# Work instructions
Print every entry exactly as written.

-- Start Supplied records --

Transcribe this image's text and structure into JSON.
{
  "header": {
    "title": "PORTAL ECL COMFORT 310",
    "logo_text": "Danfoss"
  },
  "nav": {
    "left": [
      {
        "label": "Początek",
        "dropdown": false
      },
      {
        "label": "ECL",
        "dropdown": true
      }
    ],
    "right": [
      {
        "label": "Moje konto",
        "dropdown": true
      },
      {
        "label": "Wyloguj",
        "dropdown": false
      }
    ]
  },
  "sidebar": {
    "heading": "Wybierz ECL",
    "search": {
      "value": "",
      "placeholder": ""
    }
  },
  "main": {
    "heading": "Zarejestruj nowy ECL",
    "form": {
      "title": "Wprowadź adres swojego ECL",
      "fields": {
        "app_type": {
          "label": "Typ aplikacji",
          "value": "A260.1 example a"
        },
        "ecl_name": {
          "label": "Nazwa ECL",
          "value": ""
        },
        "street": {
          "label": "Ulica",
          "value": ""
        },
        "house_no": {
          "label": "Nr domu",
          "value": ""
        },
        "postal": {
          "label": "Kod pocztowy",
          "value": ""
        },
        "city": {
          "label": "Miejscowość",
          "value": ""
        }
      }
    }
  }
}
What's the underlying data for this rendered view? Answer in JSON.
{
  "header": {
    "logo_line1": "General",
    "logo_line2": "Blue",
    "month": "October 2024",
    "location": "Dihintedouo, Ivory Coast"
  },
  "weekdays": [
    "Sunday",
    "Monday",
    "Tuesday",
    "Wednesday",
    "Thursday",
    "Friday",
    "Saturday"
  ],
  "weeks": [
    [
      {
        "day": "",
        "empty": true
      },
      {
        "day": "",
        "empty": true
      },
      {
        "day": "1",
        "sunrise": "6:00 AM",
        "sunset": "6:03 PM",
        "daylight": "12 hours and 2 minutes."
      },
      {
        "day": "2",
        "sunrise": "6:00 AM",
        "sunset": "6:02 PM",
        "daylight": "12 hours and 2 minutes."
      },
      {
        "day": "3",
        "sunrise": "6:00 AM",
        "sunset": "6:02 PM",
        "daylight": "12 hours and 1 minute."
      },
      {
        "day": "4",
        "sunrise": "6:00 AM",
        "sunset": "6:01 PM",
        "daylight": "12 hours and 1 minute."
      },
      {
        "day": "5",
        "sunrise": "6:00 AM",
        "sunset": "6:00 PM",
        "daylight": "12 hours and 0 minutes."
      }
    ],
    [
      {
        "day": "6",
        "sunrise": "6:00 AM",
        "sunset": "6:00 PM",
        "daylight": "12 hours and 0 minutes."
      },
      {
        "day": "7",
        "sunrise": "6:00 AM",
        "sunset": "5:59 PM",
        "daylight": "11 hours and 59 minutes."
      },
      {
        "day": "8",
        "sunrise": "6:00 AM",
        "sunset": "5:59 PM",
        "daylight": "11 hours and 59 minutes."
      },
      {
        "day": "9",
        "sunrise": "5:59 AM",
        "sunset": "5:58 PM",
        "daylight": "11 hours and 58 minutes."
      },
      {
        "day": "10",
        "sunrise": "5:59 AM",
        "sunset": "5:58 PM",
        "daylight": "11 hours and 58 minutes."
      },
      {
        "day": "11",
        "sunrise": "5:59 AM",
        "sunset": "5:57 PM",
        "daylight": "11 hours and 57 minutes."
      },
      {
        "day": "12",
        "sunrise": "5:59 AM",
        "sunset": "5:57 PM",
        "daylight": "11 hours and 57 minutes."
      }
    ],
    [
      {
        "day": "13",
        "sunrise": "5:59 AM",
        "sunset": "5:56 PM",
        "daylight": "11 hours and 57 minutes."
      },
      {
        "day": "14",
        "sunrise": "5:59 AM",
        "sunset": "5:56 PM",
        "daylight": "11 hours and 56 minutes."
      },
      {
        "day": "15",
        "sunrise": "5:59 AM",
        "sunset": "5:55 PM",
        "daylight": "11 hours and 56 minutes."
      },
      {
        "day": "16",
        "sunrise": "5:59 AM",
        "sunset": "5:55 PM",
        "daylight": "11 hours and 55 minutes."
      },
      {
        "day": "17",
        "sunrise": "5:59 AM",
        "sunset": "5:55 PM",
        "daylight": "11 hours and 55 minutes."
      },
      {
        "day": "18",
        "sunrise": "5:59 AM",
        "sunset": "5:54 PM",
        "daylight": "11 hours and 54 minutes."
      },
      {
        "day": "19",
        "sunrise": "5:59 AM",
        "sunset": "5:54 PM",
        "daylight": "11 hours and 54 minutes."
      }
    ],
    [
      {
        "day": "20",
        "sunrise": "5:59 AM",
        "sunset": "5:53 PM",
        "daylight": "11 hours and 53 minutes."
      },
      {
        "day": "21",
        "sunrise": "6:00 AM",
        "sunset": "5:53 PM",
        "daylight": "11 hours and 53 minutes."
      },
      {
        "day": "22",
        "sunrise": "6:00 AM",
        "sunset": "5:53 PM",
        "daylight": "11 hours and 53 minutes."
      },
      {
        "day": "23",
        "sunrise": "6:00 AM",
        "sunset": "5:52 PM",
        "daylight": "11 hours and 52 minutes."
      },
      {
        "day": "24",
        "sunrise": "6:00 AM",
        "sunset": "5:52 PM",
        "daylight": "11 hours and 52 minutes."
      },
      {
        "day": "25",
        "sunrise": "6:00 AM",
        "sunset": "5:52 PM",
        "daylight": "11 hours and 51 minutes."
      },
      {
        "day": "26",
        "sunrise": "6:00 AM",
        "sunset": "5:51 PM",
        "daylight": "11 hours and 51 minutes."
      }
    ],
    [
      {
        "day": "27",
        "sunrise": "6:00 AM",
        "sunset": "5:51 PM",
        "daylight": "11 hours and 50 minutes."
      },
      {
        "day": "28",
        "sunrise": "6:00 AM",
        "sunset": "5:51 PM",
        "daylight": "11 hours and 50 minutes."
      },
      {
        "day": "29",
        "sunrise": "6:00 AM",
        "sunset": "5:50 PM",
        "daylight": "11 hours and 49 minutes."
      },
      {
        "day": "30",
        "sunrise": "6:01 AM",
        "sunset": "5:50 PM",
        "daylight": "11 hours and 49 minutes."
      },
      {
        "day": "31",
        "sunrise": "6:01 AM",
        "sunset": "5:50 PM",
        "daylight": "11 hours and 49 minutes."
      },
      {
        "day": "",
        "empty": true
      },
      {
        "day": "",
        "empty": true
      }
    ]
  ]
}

-- End Supplied records --

# Task output
Transcribe this image's text and structure into JSON.
{
  "header": {
    "title": "PORTAL ECL COMFORT 310",
    "logo_text": "Danfoss"
  },
  "nav": {
    "left": [
      {
        "label": "Początek",
        "dropdown": false
      },
      {
        "label": "ECL",
        "dropdown": true
      }
    ],
    "right": [
      {
        "label": "Moje konto",
        "dropdown": true
      },
      {
        "label": "Wyloguj",
        "dropdown": false
      }
    ]
  },
  "sidebar": {
    "heading": "Wybierz ECL",
    "search": {
      "value": "",
      "placeholder": ""
    }
  },
  "main": {
    "heading": "Zarejestruj nowy ECL",
    "form": {
      "title": "Wprowadź adres swojego ECL",
      "fields": {
        "app_type": {
          "label": "Typ aplikacji",
          "value": "A260.1 example a"
        },
        "ecl_name": {
          "label": "Nazwa ECL",
          "value": ""
        },
        "street": {
          "label": "Ulica",
          "value": ""
        },
        "house_no": {
          "label": "Nr domu",
          "value": ""
        },
        "postal": {
          "label": "Kod pocztowy",
          "value": ""
        },
        "city": {
          "label": "Miejscowość",
          "value": ""
        }
      }
    }
  }
}
What's the underlying data for this rendered view? Answer in JSON.
{
  "header": {
    "logo_line1": "General",
    "logo_line2": "Blue",
    "month": "October 2024",
    "location": "Dihintedouo, Ivory Coast"
  },
  "weekdays": [
    "Sunday",
    "Monday",
    "Tuesday",
    "Wednesday",
    "Thursday",
    "Friday",
    "Saturday"
  ],
  "weeks": [
    [
      {
        "day": "",
        "empty": true
      },
      {
        "day": "",
        "empty": true
      },
      {
        "day": "1",
        "sunrise": "6:00 AM",
        "sunset": "6:03 PM",
        "daylight": "12 hours and 2 minutes."
      },
      {
        "day": "2",
        "sunrise": "6:00 AM",
        "sunset": "6:02 PM",
        "daylight": "12 hours and 2 minutes."
      },
      {
        "day": "3",
        "sunrise": "6:00 AM",
        "sunset": "6:02 PM",
        "daylight": "12 hours and 1 minute."
      },
      {
        "day": "4",
        "sunrise": "6:00 AM",
        "sunset": "6:01 PM",
        "daylight": "12 hours and 1 minute."
      },
      {
        "day": "5",
        "sunrise": "6:00 AM",
        "sunset": "6:00 PM",
        "daylight": "12 hours and 0 minutes."
      }
    ],
    [
      {
        "day": "6",
        "sunrise": "6:00 AM",
        "sunset": "6:00 PM",
        "daylight": "12 hours and 0 minutes."
      },
      {
        "day": "7",
        "sunrise": "6:00 AM",
        "sunset": "5:59 PM",
        "daylight": "11 hours and 59 minutes."
      },
      {
        "day": "8",
        "sunrise": "6:00 AM",
        "sunset": "5:59 PM",
        "daylight": "11 hours and 59 minutes."
      },
      {
        "day": "9",
        "sunrise": "5:59 AM",
        "sunset": "5:58 PM",
        "daylight": "11 hours and 58 minutes."
      },
      {
        "day": "10",
        "sunrise": "5:59 AM",
        "sunset": "5:58 PM",
        "daylight": "11 hours and 58 minutes."
      },
      {
        "day": "11",
        "sunrise": "5:59 AM",
        "sunset": "5:57 PM",
        "daylight": "11 hours and 57 minutes."
      },
      {
        "day": "12",
        "sunrise": "5:59 AM",
        "sunset": "5:57 PM",
        "daylight": "11 hours and 57 minutes."
      }
    ],
    [
      {
        "day": "13",
        "sunrise": "5:59 AM",
        "sunset": "5:56 PM",
        "daylight": "11 hours and 57 minutes."
      },
      {
        "day": "14",
        "sunrise": "5:59 AM",
        "sunset": "5:56 PM",
        "daylight": "11 hours and 56 minutes."
      },
      {
        "day": "15",
        "sunrise": "5:59 AM",
        "sunset": "5:55 PM",
        "daylight": "11 hours and 56 minutes."
      },
      {
        "day": "16",
        "sunrise": "5:59 AM",
        "sunset": "5:55 PM",
        "daylight": "11 hours and 55 minutes."
      },
      {
        "day": "17",
        "sunrise": "5:59 AM",
        "sunset": "5:55 PM",
        "daylight": "11 hours and 55 minutes."
      },
      {
        "day": "18",
        "sunrise": "5:59 AM",
        "sunset": "5:54 PM",
        "daylight": "11 hours and 54 minutes."
      },
      {
        "day": "19",
        "sunrise": "5:59 AM",
        "sunset": "5:54 PM",
        "daylight": "11 hours and 54 minutes."
      }
    ],
    [
      {
        "day": "20",
        "sunrise": "5:59 AM",
        "sunset": "5:53 PM",
        "daylight": "11 hours and 53 minutes."
      },
      {
        "day": "21",
        "sunrise": "6:00 AM",
        "sunset": "5:53 PM",
        "daylight": "11 hours and 53 minutes."
      },
      {
        "day": "22",
        "sunrise": "6:00 AM",
        "sunset": "5:53 PM",
        "daylight": "11 hours and 53 minutes."
      },
      {
        "day": "23",
        "sunrise": "6:00 AM",
        "sunset": "5:52 PM",
        "daylight": "11 hours and 52 minutes."
      },
      {
        "day": "24",
        "sunrise": "6:00 AM",
        "sunset": "5:52 PM",
        "daylight": "11 hours and 52 minutes."
      },
      {
        "day": "25",
        "sunrise": "6:00 AM",
        "sunset": "5:52 PM",
        "daylight": "11 hours and 51 minutes."
      },
      {
        "day": "26",
        "sunrise": "6:00 AM",
        "sunset": "5:51 PM",
        "daylight": "11 hours and 51 minutes."
      }
    ],
    [
      {
        "day": "27",
        "sunrise": "6:00 AM",
        "sunset": "5:51 PM",
        "daylight": "11 hours and 50 minutes."
      },
      {
        "day": "28",
        "sunrise": "6:00 AM",
        "sunset": "5:51 PM",
        "daylight": "11 hours and 50 minutes."
      },
      {
        "day": "29",
        "sunrise": "6:00 AM",
        "sunset": "5:50 PM",
        "daylight": "11 hours and 49 minutes."
      },
      {
        "day": "30",
        "sunrise": "6:01 AM",
        "sunset": "5:50 PM",
        "daylight": "11 hours and 49 minutes."
      },
      {
        "day": "31",
        "sunrise": "6:01 AM",
        "sunset": "5:50 PM",
        "daylight": "11 hours and 49 minutes."
      },
      {
        "day": "",
        "empty": true
      },
      {
        "day": "",
        "empty": true
      }
    ]
  ]
}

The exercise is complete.